**Exercise**
Please transcribe the listing below in full and word for word, without its pictures.

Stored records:
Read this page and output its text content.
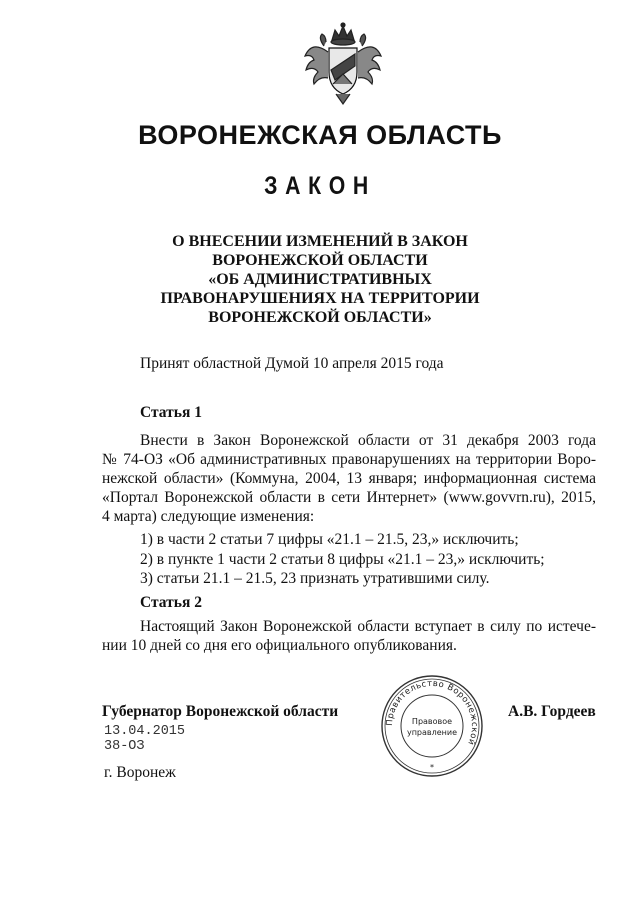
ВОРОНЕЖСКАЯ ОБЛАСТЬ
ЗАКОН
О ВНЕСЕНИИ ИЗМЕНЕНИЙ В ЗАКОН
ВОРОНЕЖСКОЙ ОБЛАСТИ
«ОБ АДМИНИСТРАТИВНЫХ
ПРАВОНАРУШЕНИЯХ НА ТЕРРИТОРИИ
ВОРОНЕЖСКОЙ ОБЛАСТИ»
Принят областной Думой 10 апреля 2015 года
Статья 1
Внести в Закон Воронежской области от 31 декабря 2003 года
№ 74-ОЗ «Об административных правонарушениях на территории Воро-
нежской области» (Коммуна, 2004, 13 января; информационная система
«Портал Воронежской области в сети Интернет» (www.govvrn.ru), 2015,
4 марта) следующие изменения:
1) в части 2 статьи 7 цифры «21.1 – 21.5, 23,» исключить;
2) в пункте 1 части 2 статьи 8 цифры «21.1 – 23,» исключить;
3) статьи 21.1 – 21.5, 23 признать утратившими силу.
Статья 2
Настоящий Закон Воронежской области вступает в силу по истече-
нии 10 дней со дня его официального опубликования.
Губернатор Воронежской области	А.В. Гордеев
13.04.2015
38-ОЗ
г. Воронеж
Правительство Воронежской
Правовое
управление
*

**Answer for the task**
Read this page and output its text content.
ВОРОНЕЖСКАЯ ОБЛАСТЬ
ЗАКОН
О ВНЕСЕНИИ ИЗМЕНЕНИЙ В ЗАКОН
ВОРОНЕЖСКОЙ ОБЛАСТИ
«ОБ АДМИНИСТРАТИВНЫХ
ПРАВОНАРУШЕНИЯХ НА ТЕРРИТОРИИ
ВОРОНЕЖСКОЙ ОБЛАСТИ»
Принят областной Думой 10 апреля 2015 года
Статья 1
Внести в Закон Воронежской области от 31 декабря 2003 года
№ 74-ОЗ «Об административных правонарушениях на территории Воро-
нежской области» (Коммуна, 2004, 13 января; информационная система
«Портал Воронежской области в сети Интернет» (www.govvrn.ru), 2015,
4 марта) следующие изменения:
1) в части 2 статьи 7 цифры «21.1 – 21.5, 23,» исключить;
2) в пункте 1 части 2 статьи 8 цифры «21.1 – 23,» исключить;
3) статьи 21.1 – 21.5, 23 признать утратившими силу.
Статья 2
Настоящий Закон Воронежской области вступает в силу по истече-
нии 10 дней со дня его официального опубликования.
Губернатор Воронежской области	А.В. Гордеев
13.04.2015
38-ОЗ
г. Воронеж
Правительство Воронежской
Правовое
управление
*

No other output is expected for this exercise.